**Problem**
Find the word "list" in the data. Return every line where it appears.

====

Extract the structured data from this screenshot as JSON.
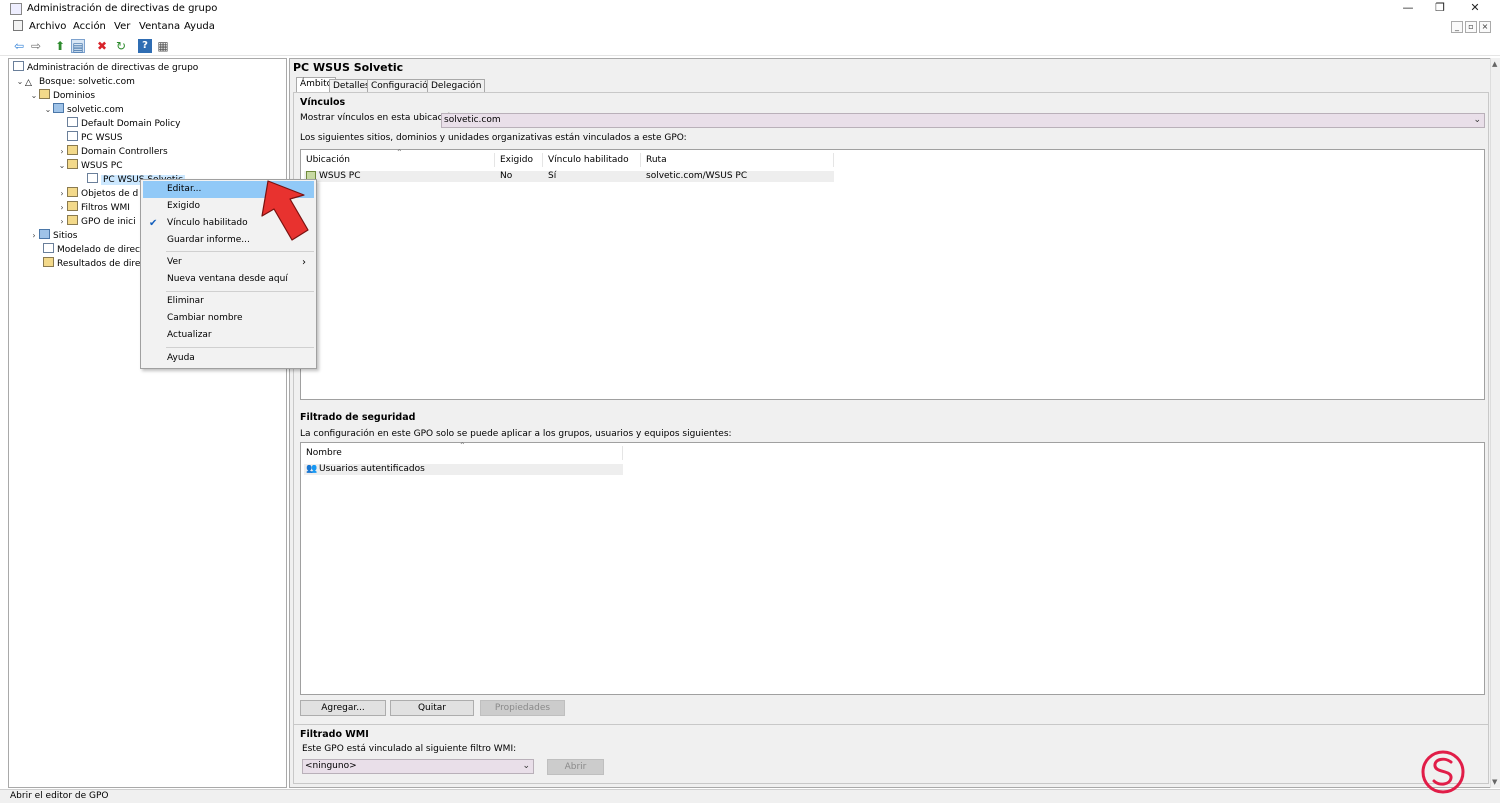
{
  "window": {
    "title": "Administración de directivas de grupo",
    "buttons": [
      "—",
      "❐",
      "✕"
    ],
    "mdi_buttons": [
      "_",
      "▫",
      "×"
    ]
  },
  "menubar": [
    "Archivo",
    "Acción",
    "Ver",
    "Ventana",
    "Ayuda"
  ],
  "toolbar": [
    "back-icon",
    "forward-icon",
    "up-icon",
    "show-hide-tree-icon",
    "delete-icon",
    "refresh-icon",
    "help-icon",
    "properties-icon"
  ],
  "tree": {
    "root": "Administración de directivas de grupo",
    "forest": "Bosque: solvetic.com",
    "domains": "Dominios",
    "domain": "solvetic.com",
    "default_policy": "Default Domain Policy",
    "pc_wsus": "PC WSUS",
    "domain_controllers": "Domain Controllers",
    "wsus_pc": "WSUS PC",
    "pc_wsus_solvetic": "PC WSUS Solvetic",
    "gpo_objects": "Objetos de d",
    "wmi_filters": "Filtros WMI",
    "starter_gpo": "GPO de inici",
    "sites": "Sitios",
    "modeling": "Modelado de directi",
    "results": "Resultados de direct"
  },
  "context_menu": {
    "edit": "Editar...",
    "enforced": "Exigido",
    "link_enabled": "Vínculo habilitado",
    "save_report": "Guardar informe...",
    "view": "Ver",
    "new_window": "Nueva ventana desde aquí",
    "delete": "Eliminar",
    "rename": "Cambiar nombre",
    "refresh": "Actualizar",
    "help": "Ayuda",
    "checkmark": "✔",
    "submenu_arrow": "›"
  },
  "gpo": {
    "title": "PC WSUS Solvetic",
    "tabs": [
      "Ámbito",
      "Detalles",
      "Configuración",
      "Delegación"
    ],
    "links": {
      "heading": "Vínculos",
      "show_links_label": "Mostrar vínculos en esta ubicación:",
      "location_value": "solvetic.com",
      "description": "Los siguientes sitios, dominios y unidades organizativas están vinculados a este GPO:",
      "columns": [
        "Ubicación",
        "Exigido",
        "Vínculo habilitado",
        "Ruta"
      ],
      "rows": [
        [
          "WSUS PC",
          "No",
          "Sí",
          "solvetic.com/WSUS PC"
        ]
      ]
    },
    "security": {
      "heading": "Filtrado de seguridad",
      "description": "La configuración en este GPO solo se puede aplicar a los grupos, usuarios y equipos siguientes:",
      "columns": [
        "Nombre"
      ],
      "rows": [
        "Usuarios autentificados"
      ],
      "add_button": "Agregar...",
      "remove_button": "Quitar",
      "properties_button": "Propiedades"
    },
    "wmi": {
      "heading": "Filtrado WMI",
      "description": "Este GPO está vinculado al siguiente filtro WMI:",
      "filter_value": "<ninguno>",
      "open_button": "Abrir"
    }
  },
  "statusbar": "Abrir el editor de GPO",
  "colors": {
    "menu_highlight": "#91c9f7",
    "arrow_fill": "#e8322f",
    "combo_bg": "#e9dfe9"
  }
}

====

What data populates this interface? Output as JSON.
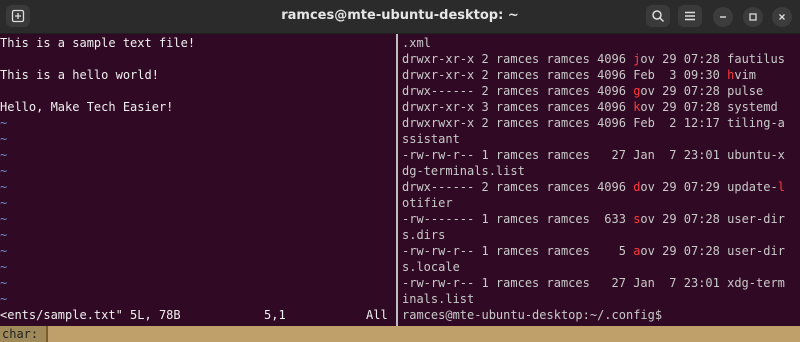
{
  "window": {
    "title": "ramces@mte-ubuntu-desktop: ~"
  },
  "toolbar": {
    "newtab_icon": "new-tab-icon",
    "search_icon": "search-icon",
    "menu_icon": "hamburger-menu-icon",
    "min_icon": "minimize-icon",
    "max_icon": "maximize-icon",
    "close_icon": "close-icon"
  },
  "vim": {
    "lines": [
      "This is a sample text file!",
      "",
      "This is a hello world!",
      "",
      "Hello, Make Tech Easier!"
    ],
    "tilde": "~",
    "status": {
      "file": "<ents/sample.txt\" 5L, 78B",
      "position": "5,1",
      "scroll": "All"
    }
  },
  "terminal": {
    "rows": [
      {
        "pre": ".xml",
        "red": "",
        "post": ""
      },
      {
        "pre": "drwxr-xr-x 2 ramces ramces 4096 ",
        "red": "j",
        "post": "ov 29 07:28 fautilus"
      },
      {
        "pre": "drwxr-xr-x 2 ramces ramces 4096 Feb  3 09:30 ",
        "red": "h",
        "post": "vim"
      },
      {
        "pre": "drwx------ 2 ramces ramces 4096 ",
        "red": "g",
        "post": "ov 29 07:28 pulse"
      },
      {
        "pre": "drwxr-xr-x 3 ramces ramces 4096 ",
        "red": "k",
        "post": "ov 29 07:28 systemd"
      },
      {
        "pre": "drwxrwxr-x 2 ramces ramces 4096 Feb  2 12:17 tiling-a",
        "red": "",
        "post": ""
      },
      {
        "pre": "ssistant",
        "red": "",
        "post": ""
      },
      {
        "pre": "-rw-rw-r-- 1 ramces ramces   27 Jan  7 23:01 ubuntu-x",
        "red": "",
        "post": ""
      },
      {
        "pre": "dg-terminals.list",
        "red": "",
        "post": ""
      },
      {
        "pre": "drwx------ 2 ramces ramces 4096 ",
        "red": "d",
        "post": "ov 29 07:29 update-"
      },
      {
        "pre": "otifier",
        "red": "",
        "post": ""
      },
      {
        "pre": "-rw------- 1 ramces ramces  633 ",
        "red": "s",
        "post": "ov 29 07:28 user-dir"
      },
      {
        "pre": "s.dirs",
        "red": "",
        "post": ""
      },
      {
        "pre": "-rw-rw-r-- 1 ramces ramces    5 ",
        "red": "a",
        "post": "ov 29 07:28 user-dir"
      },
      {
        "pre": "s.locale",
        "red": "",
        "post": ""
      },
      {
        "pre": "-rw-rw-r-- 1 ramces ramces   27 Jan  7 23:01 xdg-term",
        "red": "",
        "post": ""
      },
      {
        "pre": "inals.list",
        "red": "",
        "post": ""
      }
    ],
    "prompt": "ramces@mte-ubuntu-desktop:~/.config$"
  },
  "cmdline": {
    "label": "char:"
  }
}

====

**Result below**
        "pre": "dg-terminals.list",
        "pre": "inals.list",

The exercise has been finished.